* Begin Dataset *

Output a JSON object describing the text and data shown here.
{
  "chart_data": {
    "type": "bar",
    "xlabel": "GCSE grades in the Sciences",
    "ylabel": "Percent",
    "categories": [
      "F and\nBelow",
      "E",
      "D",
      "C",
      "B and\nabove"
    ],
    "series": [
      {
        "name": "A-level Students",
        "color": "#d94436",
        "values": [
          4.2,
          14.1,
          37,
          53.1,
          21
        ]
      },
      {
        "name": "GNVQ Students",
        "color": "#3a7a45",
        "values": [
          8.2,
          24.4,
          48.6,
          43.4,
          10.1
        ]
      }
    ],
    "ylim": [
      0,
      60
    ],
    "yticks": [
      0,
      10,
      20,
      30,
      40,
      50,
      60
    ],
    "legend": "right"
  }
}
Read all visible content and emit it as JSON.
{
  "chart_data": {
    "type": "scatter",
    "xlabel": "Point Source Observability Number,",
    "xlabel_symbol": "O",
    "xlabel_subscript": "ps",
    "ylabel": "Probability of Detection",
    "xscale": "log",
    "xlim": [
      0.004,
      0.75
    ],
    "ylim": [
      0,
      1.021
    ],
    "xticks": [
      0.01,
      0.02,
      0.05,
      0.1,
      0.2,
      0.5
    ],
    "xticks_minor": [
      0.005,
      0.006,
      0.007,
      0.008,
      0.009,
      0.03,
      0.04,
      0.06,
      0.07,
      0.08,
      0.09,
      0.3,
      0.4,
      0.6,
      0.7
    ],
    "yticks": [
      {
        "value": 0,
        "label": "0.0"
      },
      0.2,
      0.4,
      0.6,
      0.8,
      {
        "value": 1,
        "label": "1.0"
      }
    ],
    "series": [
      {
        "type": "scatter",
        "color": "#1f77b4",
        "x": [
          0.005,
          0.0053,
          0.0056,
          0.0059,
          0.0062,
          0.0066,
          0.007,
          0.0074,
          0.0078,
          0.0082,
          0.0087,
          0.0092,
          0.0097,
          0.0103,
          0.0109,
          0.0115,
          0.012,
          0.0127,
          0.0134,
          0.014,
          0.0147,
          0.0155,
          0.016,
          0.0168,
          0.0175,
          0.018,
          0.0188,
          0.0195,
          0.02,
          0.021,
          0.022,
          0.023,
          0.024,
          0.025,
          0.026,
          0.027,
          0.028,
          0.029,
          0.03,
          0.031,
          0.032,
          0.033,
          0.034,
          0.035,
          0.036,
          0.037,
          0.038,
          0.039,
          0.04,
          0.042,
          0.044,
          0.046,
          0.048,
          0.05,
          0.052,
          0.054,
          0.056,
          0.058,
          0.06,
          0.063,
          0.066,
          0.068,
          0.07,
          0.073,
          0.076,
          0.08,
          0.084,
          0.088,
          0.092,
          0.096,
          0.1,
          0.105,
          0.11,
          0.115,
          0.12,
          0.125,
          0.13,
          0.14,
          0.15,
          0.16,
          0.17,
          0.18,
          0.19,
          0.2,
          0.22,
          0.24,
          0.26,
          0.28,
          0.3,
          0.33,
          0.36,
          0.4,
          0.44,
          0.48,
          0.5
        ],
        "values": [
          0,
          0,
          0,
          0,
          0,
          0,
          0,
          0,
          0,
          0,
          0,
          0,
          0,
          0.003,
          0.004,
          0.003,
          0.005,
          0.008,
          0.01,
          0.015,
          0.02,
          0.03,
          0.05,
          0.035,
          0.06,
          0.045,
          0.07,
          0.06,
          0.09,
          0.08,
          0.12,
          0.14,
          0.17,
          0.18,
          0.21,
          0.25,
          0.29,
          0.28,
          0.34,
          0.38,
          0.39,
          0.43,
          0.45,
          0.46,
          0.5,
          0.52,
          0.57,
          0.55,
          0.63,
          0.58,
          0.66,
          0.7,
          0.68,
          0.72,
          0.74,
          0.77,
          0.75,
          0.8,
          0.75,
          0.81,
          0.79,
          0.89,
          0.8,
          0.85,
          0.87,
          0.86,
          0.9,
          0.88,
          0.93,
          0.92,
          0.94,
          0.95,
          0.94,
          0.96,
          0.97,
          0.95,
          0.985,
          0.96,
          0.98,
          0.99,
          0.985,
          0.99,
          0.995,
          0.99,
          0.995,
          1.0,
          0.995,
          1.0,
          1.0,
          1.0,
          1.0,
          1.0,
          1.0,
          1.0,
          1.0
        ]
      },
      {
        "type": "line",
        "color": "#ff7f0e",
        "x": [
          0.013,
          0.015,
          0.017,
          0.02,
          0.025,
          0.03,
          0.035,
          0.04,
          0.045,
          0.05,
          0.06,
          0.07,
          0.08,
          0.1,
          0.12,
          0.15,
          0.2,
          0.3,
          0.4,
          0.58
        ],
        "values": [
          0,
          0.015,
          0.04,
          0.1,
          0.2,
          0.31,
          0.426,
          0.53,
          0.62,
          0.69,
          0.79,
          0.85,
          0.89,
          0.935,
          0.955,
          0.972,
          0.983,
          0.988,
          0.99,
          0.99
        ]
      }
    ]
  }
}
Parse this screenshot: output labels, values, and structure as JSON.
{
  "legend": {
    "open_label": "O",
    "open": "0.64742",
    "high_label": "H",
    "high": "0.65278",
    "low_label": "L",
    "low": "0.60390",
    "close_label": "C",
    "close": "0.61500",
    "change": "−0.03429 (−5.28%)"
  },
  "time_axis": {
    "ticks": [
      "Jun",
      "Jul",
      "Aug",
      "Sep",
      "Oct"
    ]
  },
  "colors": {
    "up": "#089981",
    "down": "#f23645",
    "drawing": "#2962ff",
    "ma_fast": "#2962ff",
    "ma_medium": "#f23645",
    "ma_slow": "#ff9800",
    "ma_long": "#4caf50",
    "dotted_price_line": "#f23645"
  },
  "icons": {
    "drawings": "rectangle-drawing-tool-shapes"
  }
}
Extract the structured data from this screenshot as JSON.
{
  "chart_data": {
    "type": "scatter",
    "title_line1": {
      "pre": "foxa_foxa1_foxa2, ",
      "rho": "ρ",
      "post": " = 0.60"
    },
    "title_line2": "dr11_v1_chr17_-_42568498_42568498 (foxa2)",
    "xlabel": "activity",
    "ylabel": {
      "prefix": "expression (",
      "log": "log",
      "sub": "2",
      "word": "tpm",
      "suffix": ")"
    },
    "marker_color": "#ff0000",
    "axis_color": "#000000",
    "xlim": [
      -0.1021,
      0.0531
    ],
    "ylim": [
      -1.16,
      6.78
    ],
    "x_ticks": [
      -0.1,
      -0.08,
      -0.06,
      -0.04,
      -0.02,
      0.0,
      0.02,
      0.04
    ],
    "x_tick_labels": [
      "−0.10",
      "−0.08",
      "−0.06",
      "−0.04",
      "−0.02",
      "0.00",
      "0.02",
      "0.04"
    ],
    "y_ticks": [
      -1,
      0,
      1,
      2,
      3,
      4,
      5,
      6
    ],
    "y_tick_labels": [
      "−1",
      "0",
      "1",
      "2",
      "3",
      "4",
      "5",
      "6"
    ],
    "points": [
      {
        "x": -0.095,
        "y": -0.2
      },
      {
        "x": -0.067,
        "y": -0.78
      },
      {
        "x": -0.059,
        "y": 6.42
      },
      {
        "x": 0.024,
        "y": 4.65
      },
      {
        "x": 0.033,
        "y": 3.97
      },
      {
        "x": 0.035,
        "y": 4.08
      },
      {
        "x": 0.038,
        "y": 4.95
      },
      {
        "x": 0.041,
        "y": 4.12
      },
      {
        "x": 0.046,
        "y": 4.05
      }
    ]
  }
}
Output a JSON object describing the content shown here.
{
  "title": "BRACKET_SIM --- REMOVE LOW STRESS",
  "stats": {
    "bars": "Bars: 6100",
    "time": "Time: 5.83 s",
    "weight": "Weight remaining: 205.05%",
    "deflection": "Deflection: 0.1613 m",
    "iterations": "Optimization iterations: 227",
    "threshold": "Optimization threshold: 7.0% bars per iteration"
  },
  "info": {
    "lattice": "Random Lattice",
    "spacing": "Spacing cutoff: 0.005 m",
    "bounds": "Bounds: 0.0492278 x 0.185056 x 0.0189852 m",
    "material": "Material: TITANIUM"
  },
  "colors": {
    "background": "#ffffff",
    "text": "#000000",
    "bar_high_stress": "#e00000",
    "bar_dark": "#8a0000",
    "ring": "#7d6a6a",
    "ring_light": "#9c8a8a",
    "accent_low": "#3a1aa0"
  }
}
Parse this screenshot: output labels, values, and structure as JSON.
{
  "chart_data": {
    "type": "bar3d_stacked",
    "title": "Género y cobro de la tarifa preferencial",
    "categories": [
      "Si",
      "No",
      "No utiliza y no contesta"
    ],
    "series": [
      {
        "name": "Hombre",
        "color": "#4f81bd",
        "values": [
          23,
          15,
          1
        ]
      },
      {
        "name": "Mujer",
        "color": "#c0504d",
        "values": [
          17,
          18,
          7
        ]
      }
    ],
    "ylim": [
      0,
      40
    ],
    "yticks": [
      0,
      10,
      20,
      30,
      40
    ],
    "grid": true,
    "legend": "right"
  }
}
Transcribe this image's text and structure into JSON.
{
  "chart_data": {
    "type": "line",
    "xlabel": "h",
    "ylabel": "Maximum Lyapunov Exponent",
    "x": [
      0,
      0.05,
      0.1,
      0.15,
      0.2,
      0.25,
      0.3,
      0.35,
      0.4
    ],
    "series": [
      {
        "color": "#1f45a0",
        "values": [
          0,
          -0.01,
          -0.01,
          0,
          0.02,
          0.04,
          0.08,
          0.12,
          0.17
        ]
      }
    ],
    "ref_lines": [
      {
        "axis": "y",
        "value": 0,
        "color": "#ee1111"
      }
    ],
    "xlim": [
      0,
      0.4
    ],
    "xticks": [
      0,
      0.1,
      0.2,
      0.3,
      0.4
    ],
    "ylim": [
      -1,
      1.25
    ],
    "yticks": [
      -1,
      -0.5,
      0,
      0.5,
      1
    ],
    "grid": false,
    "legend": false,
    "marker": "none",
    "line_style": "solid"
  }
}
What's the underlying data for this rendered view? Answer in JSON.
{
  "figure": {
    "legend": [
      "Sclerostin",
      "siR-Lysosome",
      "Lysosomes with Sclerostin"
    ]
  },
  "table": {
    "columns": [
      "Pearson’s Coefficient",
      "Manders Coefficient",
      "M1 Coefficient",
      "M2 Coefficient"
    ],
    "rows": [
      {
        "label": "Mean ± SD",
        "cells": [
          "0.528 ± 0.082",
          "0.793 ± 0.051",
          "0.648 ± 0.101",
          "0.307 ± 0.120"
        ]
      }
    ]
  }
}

* End Dataset *

### Task statement:
Provide only the number of lines in the entries that hold the word "Students".

### Result:
2